§ **DIRECTIVE**
Copy each line exactly. Drop every picture.

>> BEGIN MATERIALS PROVIDED

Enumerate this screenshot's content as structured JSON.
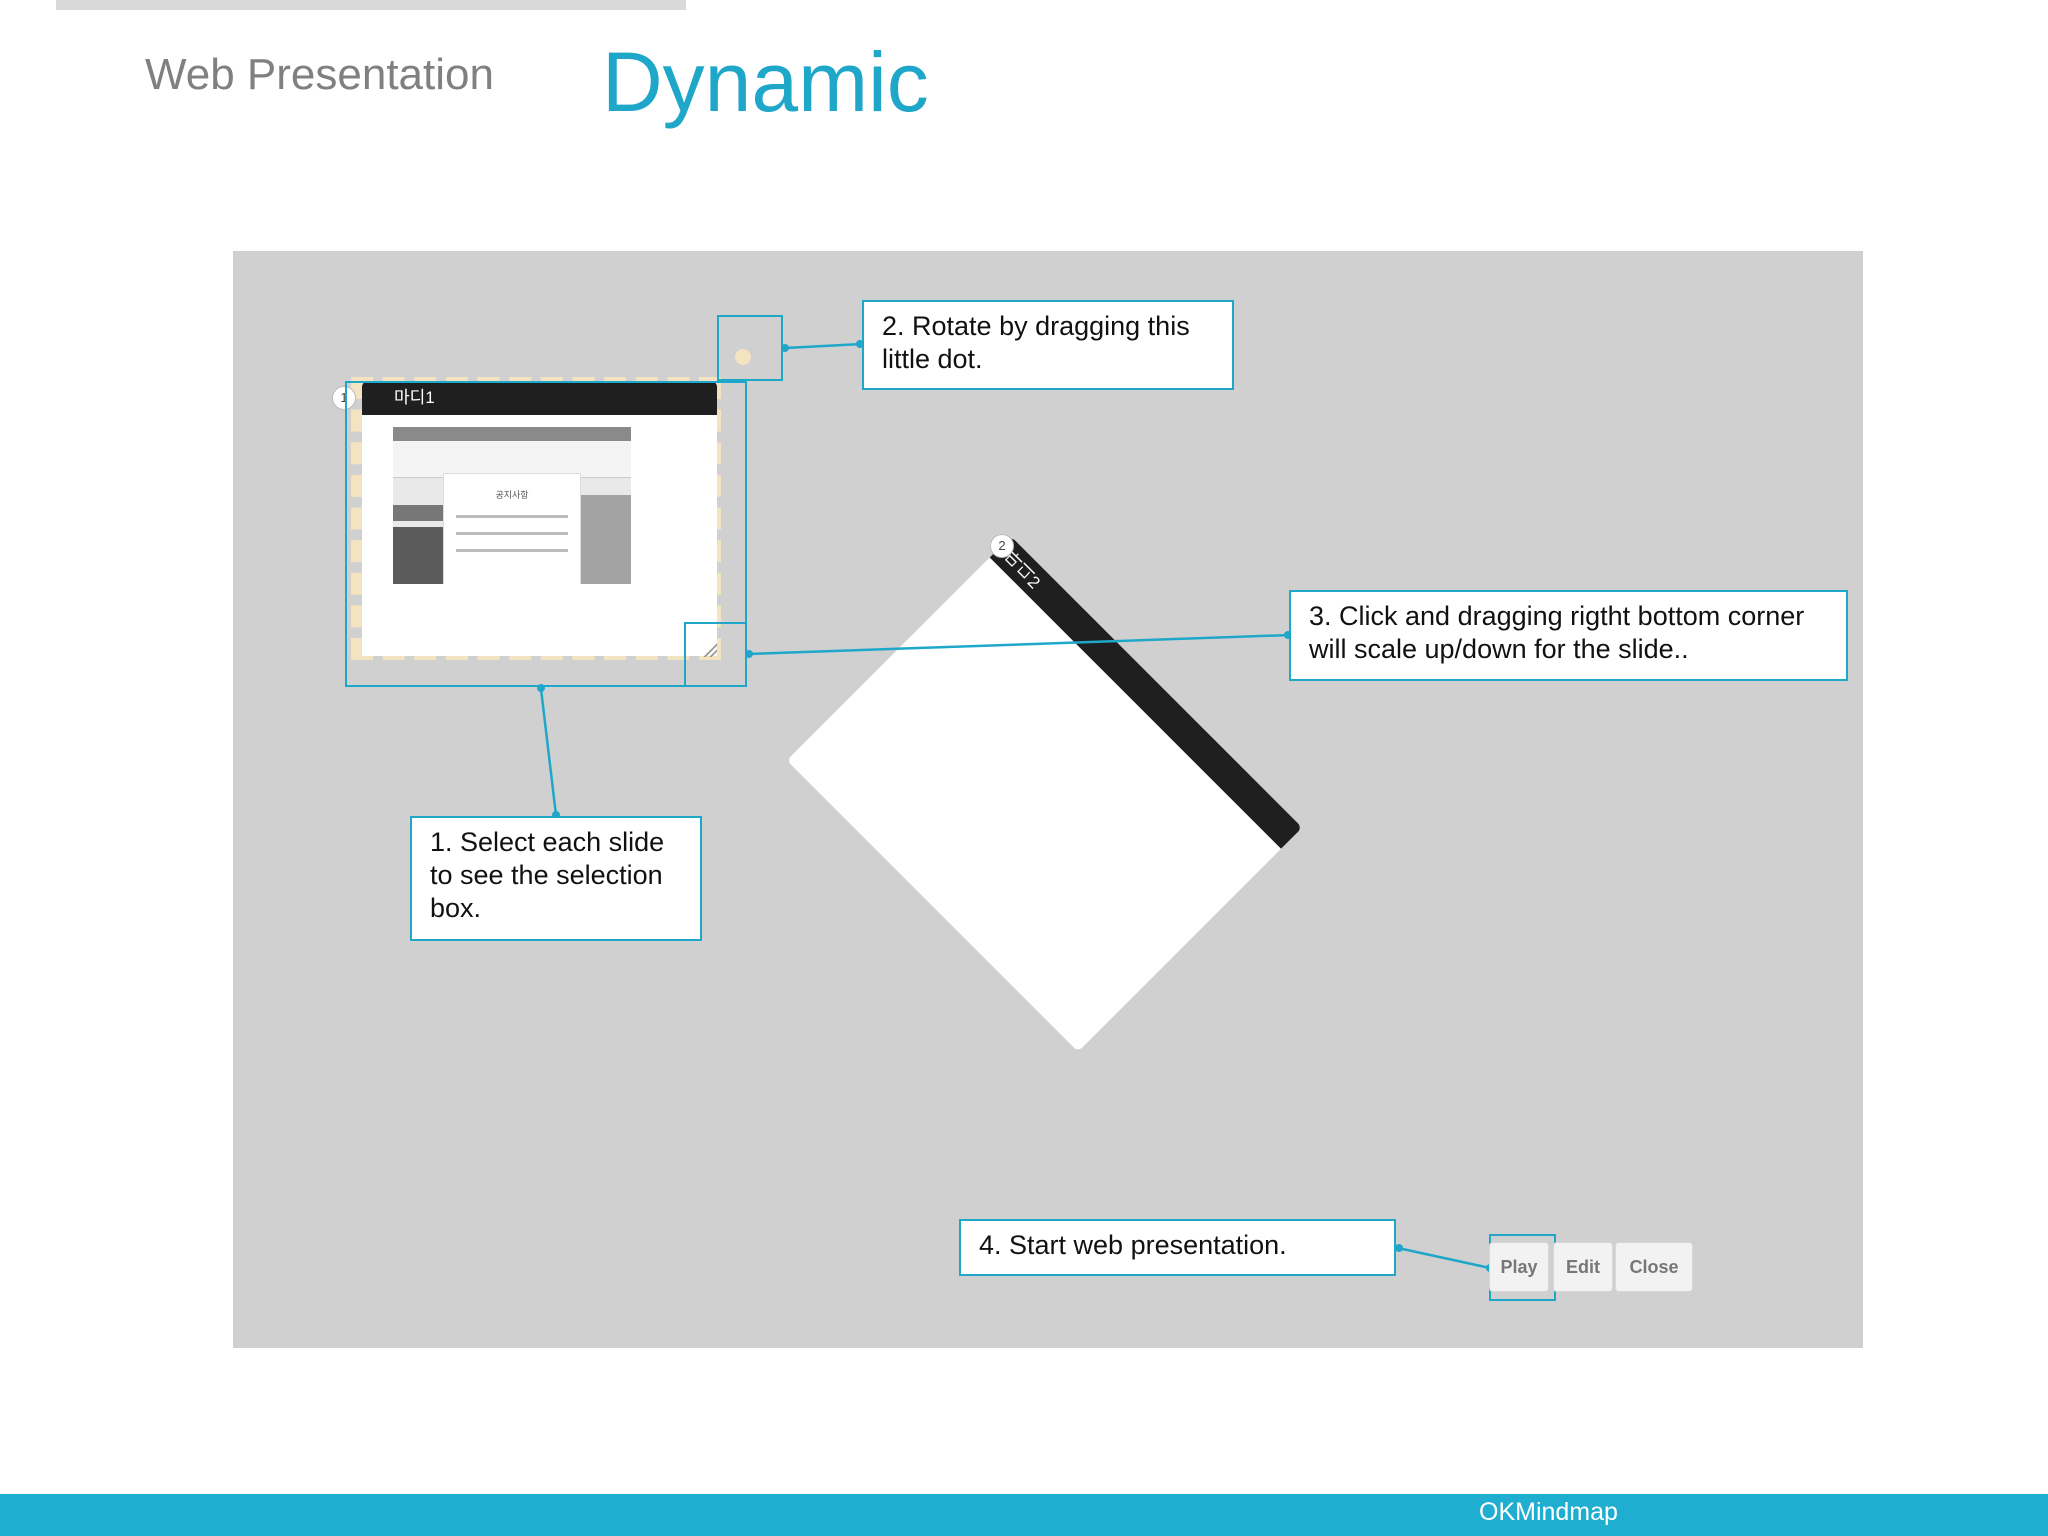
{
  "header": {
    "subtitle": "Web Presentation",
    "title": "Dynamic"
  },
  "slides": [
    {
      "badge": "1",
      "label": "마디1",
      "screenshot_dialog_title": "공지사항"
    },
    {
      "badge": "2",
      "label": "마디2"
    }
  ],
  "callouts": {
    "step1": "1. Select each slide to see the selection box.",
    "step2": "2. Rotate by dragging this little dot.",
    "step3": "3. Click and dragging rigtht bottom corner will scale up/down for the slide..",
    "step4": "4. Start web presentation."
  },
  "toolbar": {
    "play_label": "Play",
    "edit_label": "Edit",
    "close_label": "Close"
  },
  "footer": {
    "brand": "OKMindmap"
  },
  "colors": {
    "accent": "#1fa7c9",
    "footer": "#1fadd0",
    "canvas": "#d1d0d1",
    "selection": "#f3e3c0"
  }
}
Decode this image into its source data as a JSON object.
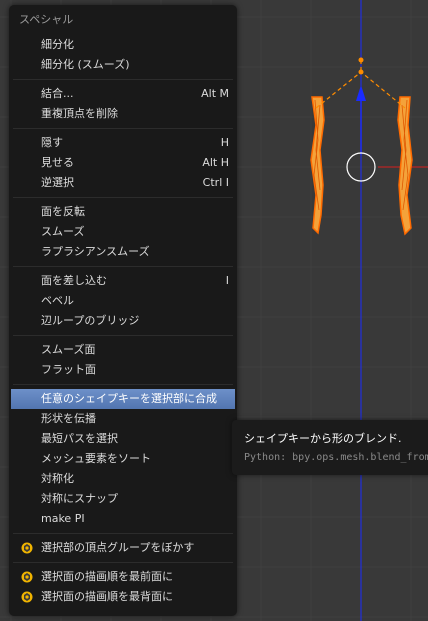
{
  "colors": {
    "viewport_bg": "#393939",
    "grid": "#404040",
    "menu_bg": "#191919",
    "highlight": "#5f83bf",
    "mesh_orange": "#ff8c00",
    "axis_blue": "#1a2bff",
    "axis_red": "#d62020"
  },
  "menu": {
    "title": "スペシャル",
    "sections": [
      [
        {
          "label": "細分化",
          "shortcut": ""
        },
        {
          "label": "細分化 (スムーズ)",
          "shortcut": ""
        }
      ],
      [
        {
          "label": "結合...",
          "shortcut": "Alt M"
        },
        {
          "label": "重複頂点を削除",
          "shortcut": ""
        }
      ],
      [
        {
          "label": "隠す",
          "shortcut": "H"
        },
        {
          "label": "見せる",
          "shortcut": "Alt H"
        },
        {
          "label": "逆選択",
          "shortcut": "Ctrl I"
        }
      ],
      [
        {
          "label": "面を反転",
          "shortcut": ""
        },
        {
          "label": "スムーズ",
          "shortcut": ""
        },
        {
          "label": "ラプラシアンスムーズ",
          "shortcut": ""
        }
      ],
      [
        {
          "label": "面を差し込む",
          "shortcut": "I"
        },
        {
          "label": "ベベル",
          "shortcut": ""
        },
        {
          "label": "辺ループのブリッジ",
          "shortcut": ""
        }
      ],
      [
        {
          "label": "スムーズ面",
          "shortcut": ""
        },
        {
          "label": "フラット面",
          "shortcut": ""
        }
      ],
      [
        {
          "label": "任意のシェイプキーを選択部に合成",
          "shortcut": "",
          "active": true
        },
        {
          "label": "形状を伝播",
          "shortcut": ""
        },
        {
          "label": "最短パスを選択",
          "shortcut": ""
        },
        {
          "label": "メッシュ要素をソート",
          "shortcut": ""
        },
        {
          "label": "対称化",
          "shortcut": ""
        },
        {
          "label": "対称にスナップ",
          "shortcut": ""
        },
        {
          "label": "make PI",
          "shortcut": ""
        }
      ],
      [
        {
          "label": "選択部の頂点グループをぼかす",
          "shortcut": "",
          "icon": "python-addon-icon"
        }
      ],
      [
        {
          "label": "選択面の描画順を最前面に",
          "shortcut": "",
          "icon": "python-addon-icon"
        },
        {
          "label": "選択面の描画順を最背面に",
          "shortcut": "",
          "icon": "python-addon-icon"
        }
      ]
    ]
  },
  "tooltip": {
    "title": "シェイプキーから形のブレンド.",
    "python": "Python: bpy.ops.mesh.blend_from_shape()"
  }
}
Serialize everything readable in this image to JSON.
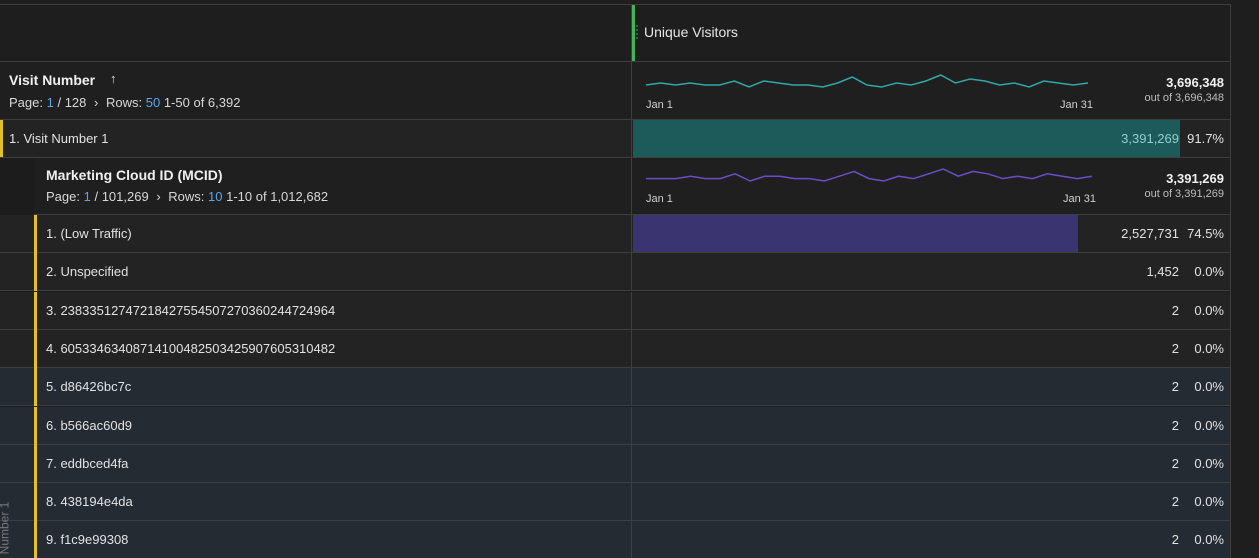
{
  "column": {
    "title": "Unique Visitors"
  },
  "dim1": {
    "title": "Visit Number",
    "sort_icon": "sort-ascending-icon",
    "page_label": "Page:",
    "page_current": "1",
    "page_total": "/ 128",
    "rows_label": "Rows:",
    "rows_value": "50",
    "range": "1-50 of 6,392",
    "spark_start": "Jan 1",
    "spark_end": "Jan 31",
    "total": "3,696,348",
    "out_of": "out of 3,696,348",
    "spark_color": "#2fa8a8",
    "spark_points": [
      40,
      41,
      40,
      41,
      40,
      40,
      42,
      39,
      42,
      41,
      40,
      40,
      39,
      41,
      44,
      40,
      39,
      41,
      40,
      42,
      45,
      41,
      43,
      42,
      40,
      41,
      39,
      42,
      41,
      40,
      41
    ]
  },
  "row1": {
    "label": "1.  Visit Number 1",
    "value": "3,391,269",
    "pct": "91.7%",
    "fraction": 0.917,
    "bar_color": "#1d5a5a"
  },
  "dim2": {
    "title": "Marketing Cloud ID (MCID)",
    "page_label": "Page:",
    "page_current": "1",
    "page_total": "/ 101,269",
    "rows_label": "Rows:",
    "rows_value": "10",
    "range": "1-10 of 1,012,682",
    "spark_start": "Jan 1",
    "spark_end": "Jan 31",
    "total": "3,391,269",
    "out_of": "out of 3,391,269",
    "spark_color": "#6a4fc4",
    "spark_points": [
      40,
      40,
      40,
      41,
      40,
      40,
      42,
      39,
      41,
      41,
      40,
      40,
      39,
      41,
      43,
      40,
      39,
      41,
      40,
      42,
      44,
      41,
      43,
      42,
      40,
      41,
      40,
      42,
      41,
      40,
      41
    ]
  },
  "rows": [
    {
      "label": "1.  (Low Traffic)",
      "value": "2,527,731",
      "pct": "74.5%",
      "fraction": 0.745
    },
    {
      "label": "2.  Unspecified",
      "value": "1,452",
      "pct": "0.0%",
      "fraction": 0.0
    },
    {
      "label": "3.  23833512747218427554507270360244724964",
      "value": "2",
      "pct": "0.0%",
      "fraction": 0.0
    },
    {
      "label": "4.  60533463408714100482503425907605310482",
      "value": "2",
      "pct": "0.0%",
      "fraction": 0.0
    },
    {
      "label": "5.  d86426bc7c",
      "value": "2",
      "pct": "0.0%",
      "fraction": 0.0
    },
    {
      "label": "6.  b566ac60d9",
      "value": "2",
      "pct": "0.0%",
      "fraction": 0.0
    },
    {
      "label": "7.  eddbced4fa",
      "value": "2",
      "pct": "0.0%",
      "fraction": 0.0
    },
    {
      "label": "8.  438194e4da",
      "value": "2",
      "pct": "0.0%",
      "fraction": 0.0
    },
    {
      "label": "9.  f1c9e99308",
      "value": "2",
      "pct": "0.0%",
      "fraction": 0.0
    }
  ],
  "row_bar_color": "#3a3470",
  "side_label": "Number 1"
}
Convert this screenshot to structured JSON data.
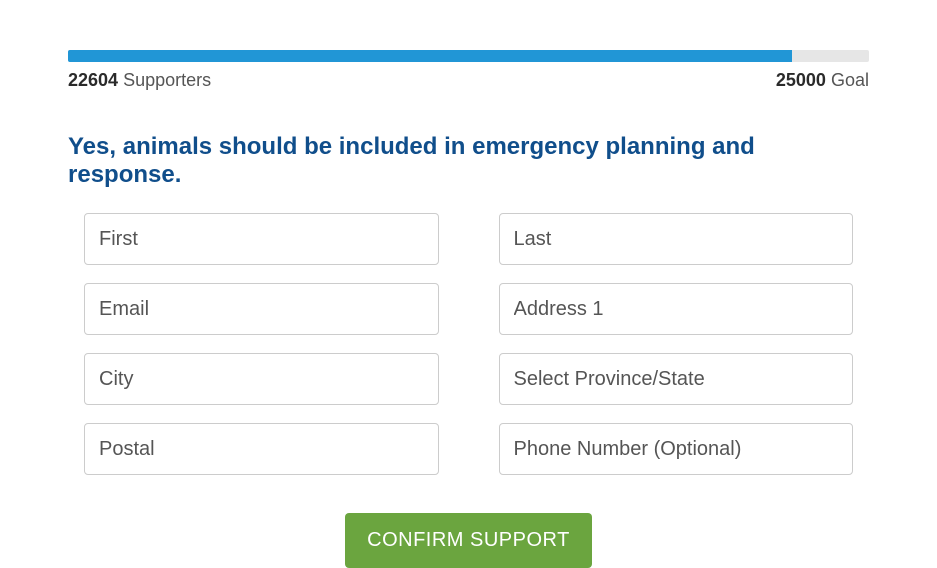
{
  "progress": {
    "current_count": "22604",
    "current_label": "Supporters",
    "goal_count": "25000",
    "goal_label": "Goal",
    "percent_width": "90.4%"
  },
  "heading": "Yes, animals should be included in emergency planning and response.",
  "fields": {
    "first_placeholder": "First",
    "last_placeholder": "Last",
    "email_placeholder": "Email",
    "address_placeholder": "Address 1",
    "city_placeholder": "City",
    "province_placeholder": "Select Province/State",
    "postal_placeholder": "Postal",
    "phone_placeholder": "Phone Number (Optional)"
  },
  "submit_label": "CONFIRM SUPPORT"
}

>> END MATERIALS PROVIDED

§ **ANSWER FOR THIS EXERCISE**
Enumerate this screenshot's content as structured JSON.
{
  "header": {
    "subtitle": "Web Presentation",
    "title": "Dynamic"
  },
  "slides": [
    {
      "badge": "1",
      "label": "마디1",
      "screenshot_dialog_title": "공지사항"
    },
    {
      "badge": "2",
      "label": "마디2"
    }
  ],
  "callouts": {
    "step1": "1. Select each slide to see the selection box.",
    "step2": "2. Rotate by dragging this little dot.",
    "step3": "3. Click and dragging rigtht bottom corner will scale up/down for the slide..",
    "step4": "4. Start web presentation."
  },
  "toolbar": {
    "play_label": "Play",
    "edit_label": "Edit",
    "close_label": "Close"
  },
  "footer": {
    "brand": "OKMindmap"
  },
  "colors": {
    "accent": "#1fa7c9",
    "footer": "#1fadd0",
    "canvas": "#d1d0d1",
    "selection": "#f3e3c0"
  }
}
Decode this image into its source data as a JSON object.
{
  "colors": {
    "viewport_bg": "#393939",
    "grid": "#404040",
    "menu_bg": "#191919",
    "highlight": "#5f83bf",
    "mesh_orange": "#ff8c00",
    "axis_blue": "#1a2bff",
    "axis_red": "#d62020"
  },
  "menu": {
    "title": "スペシャル",
    "sections": [
      [
        {
          "label": "細分化",
          "shortcut": ""
        },
        {
          "label": "細分化 (スムーズ)",
          "shortcut": ""
        }
      ],
      [
        {
          "label": "結合...",
          "shortcut": "Alt M"
        },
        {
          "label": "重複頂点を削除",
          "shortcut": ""
        }
      ],
      [
        {
          "label": "隠す",
          "shortcut": "H"
        },
        {
          "label": "見せる",
          "shortcut": "Alt H"
        },
        {
          "label": "逆選択",
          "shortcut": "Ctrl I"
        }
      ],
      [
        {
          "label": "面を反転",
          "shortcut": ""
        },
        {
          "label": "スムーズ",
          "shortcut": ""
        },
        {
          "label": "ラプラシアンスムーズ",
          "shortcut": ""
        }
      ],
      [
        {
          "label": "面を差し込む",
          "shortcut": "I"
        },
        {
          "label": "ベベル",
          "shortcut": ""
        },
        {
          "label": "辺ループのブリッジ",
          "shortcut": ""
        }
      ],
      [
        {
          "label": "スムーズ面",
          "shortcut": ""
        },
        {
          "label": "フラット面",
          "shortcut": ""
        }
      ],
      [
        {
          "label": "任意のシェイプキーを選択部に合成",
          "shortcut": "",
          "active": true
        },
        {
          "label": "形状を伝播",
          "shortcut": ""
        },
        {
          "label": "最短パスを選択",
          "shortcut": ""
        },
        {
          "label": "メッシュ要素をソート",
          "shortcut": ""
        },
        {
          "label": "対称化",
          "shortcut": ""
        },
        {
          "label": "対称にスナップ",
          "shortcut": ""
        },
        {
          "label": "make PI",
          "shortcut": ""
        }
      ],
      [
        {
          "label": "選択部の頂点グループをぼかす",
          "shortcut": "",
          "icon": "python-addon-icon"
        }
      ],
      [
        {
          "label": "選択面の描画順を最前面に",
          "shortcut": "",
          "icon": "python-addon-icon"
        },
        {
          "label": "選択面の描画順を最背面に",
          "shortcut": "",
          "icon": "python-addon-icon"
        }
      ]
    ]
  },
  "tooltip": {
    "title": "シェイプキーから形のブレンド.",
    "python": "Python: bpy.ops.mesh.blend_from_shape()"
  }
}
Serialize everything readable in this image to JSON.
{
  "column": {
    "title": "Unique Visitors"
  },
  "dim1": {
    "title": "Visit Number",
    "sort_icon": "sort-ascending-icon",
    "page_label": "Page:",
    "page_current": "1",
    "page_total": "/ 128",
    "rows_label": "Rows:",
    "rows_value": "50",
    "range": "1-50 of 6,392",
    "spark_start": "Jan 1",
    "spark_end": "Jan 31",
    "total": "3,696,348",
    "out_of": "out of 3,696,348",
    "spark_color": "#2fa8a8",
    "spark_points": [
      40,
      41,
      40,
      41,
      40,
      40,
      42,
      39,
      42,
      41,
      40,
      40,
      39,
      41,
      44,
      40,
      39,
      41,
      40,
      42,
      45,
      41,
      43,
      42,
      40,
      41,
      39,
      42,
      41,
      40,
      41
    ]
  },
  "row1": {
    "label": "1.  Visit Number 1",
    "value": "3,391,269",
    "pct": "91.7%",
    "fraction": 0.917,
    "bar_color": "#1d5a5a"
  },
  "dim2": {
    "title": "Marketing Cloud ID (MCID)",
    "page_label": "Page:",
    "page_current": "1",
    "page_total": "/ 101,269",
    "rows_label": "Rows:",
    "rows_value": "10",
    "range": "1-10 of 1,012,682",
    "spark_start": "Jan 1",
    "spark_end": "Jan 31",
    "total": "3,391,269",
    "out_of": "out of 3,391,269",
    "spark_color": "#6a4fc4",
    "spark_points": [
      40,
      40,
      40,
      41,
      40,
      40,
      42,
      39,
      41,
      41,
      40,
      40,
      39,
      41,
      43,
      40,
      39,
      41,
      40,
      42,
      44,
      41,
      43,
      42,
      40,
      41,
      40,
      42,
      41,
      40,
      41
    ]
  },
  "rows": [
    {
      "label": "1.  (Low Traffic)",
      "value": "2,527,731",
      "pct": "74.5%",
      "fraction": 0.745
    },
    {
      "label": "2.  Unspecified",
      "value": "1,452",
      "pct": "0.0%",
      "fraction": 0.0
    },
    {
      "label": "3.  23833512747218427554507270360244724964",
      "value": "2",
      "pct": "0.0%",
      "fraction": 0.0
    },
    {
      "label": "4.  60533463408714100482503425907605310482",
      "value": "2",
      "pct": "0.0%",
      "fraction": 0.0
    },
    {
      "label": "5.  d86426bc7c",
      "value": "2",
      "pct": "0.0%",
      "fraction": 0.0
    },
    {
      "label": "6.  b566ac60d9",
      "value": "2",
      "pct": "0.0%",
      "fraction": 0.0
    },
    {
      "label": "7.  eddbced4fa",
      "value": "2",
      "pct": "0.0%",
      "fraction": 0.0
    },
    {
      "label": "8.  438194e4da",
      "value": "2",
      "pct": "0.0%",
      "fraction": 0.0
    },
    {
      "label": "9.  f1c9e99308",
      "value": "2",
      "pct": "0.0%",
      "fraction": 0.0
    }
  ],
  "row_bar_color": "#3a3470",
  "side_label": "Number 1"
}
Convert this screenshot to structured JSON data.
{
  "progress": {
    "current_count": "22604",
    "current_label": "Supporters",
    "goal_count": "25000",
    "goal_label": "Goal",
    "percent_width": "90.4%"
  },
  "heading": "Yes, animals should be included in emergency planning and response.",
  "fields": {
    "first_placeholder": "First",
    "last_placeholder": "Last",
    "email_placeholder": "Email",
    "address_placeholder": "Address 1",
    "city_placeholder": "City",
    "province_placeholder": "Select Province/State",
    "postal_placeholder": "Postal",
    "phone_placeholder": "Phone Number (Optional)"
  },
  "submit_label": "CONFIRM SUPPORT"
}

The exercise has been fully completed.